-- Data for the task start --

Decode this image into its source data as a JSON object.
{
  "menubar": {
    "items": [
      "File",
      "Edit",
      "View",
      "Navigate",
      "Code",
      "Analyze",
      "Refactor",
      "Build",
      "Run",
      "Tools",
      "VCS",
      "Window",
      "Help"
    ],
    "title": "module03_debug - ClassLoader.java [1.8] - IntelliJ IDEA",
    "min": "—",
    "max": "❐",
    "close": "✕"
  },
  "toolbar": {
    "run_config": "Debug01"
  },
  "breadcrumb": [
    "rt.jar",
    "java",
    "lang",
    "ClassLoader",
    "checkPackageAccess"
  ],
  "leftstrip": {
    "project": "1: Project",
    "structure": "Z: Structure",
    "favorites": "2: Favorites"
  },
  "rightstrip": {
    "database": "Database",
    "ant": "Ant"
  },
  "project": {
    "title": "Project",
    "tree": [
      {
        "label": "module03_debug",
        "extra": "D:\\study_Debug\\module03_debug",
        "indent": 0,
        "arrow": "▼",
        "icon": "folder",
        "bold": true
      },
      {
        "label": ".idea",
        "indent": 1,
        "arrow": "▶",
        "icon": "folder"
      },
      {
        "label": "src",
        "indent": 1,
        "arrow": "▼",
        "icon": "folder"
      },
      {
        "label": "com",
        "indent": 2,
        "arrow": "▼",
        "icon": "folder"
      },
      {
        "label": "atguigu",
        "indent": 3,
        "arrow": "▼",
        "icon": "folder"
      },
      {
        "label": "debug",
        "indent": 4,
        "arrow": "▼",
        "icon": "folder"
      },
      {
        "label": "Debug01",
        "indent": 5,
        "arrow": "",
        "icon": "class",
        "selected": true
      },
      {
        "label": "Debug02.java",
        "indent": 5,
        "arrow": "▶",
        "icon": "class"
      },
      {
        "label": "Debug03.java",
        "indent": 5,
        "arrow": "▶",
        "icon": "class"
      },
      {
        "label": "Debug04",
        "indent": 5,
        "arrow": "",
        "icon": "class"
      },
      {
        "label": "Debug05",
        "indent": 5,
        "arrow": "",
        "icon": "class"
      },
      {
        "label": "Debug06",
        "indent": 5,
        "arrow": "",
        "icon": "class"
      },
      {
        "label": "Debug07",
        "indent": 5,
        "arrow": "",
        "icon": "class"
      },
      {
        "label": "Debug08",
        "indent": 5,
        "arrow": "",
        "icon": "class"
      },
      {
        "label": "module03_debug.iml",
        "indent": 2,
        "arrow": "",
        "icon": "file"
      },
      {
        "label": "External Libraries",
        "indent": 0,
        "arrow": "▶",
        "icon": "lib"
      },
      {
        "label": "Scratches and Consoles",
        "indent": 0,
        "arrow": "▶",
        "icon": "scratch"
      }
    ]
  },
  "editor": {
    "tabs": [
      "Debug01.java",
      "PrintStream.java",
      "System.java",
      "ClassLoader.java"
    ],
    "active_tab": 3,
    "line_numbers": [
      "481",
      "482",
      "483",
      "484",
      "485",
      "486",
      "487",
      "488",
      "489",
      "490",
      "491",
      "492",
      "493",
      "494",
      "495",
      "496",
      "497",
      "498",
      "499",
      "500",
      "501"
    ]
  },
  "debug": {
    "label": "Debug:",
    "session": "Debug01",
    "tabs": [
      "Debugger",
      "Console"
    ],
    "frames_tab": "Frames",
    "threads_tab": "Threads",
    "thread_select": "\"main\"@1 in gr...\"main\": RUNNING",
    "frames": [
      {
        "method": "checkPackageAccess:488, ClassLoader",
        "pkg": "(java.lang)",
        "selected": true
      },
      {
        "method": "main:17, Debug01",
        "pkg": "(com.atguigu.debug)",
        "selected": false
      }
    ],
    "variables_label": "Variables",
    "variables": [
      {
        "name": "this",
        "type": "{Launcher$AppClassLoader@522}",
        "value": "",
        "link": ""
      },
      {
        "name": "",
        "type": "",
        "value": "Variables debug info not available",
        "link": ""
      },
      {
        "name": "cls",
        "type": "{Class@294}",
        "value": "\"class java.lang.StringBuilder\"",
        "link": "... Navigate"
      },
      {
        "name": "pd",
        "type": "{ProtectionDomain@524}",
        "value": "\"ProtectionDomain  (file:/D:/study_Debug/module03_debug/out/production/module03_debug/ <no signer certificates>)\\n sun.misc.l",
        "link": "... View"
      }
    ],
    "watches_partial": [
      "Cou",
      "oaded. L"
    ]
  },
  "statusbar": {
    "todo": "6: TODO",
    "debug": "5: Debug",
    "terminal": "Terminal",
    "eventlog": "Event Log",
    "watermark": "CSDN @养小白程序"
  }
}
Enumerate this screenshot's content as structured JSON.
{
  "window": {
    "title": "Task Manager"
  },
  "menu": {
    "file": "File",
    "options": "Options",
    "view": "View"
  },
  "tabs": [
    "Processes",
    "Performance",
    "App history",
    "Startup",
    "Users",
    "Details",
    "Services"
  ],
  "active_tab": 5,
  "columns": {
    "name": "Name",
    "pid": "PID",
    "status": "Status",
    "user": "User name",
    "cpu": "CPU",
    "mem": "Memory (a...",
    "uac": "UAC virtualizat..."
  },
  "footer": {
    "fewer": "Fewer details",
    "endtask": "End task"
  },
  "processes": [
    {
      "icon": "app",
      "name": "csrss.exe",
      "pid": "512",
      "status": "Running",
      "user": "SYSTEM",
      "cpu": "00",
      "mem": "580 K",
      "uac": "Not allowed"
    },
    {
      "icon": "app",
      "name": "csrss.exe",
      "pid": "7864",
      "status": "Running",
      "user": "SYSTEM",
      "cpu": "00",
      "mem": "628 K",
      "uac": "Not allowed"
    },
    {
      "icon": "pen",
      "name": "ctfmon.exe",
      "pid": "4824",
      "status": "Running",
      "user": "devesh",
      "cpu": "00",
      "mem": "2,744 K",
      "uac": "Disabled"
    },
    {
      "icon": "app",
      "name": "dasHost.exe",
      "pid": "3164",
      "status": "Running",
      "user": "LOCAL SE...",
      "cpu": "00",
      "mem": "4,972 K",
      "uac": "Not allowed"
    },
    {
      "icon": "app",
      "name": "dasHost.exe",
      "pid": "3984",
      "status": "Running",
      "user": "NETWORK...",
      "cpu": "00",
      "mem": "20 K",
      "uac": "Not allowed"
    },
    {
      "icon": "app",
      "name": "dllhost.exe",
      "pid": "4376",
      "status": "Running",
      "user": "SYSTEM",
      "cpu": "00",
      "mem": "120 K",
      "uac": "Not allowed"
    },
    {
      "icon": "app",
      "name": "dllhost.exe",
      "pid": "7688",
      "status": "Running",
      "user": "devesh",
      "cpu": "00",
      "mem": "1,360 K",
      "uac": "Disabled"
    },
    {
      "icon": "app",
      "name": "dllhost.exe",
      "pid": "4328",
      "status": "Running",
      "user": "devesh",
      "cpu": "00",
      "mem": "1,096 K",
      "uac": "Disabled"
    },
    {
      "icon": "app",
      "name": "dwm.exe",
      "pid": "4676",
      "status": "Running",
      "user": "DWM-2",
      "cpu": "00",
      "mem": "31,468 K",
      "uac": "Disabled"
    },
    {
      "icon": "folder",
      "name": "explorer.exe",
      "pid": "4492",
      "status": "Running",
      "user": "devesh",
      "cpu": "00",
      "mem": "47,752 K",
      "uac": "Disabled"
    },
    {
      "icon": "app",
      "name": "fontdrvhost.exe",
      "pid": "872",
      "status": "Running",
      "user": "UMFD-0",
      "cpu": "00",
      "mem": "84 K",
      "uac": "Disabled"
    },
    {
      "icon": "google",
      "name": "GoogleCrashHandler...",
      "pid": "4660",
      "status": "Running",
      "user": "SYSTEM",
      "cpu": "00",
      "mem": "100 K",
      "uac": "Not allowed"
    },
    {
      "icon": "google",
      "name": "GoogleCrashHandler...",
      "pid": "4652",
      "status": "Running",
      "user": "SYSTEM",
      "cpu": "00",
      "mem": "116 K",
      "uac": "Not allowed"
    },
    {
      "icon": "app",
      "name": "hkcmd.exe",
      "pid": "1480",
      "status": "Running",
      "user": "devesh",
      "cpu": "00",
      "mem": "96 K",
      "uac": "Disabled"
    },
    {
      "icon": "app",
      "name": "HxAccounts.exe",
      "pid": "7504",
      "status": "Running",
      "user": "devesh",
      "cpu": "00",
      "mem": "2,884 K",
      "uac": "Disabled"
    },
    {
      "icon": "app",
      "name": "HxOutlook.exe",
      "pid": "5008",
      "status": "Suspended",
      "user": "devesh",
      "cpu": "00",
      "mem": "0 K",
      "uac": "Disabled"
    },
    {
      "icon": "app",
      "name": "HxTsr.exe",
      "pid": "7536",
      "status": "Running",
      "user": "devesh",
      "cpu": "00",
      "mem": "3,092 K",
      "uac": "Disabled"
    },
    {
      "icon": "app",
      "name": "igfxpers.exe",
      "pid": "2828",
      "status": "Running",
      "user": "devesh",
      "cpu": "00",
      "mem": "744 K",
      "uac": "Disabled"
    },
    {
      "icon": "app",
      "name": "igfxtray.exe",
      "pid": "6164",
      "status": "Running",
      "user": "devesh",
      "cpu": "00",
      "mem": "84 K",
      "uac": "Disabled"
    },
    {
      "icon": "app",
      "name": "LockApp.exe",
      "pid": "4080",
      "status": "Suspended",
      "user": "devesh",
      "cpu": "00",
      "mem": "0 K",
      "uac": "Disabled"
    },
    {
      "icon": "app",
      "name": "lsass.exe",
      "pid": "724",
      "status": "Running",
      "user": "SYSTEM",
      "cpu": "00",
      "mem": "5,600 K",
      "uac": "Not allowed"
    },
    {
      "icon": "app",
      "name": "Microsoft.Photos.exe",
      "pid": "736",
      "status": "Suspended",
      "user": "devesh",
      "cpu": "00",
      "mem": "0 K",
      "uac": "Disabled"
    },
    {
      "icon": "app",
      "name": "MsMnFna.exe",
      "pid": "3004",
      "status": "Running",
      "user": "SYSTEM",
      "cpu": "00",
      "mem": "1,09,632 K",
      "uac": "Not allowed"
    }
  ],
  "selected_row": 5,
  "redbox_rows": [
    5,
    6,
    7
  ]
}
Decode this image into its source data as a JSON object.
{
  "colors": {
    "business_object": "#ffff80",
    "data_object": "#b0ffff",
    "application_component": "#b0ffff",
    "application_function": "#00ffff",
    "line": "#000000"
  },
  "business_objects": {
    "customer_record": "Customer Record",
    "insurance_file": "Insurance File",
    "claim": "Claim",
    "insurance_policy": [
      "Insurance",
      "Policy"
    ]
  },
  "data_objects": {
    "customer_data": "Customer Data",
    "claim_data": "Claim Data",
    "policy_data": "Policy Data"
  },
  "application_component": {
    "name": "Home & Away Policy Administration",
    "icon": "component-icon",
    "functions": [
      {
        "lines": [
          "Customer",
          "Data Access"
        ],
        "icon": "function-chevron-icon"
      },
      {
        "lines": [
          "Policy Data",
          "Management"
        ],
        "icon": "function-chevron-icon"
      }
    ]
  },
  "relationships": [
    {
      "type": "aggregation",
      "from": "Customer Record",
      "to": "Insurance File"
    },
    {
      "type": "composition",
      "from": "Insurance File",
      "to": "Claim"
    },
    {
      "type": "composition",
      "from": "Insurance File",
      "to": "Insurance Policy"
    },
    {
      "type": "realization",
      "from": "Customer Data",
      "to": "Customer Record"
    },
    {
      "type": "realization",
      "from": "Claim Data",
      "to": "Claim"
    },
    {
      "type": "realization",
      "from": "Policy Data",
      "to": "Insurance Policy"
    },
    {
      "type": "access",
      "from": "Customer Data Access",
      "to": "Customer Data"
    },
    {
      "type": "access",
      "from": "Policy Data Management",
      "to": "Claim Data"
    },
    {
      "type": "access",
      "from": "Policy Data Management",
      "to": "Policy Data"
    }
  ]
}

-- Data for the task end --

:: Exercise details ::
Each line in the listing above that contains "checkPackageAccess" should be copied.

:: Answer ::
    "checkPackageAccess"
        "method": "checkPackageAccess:488, ClassLoader",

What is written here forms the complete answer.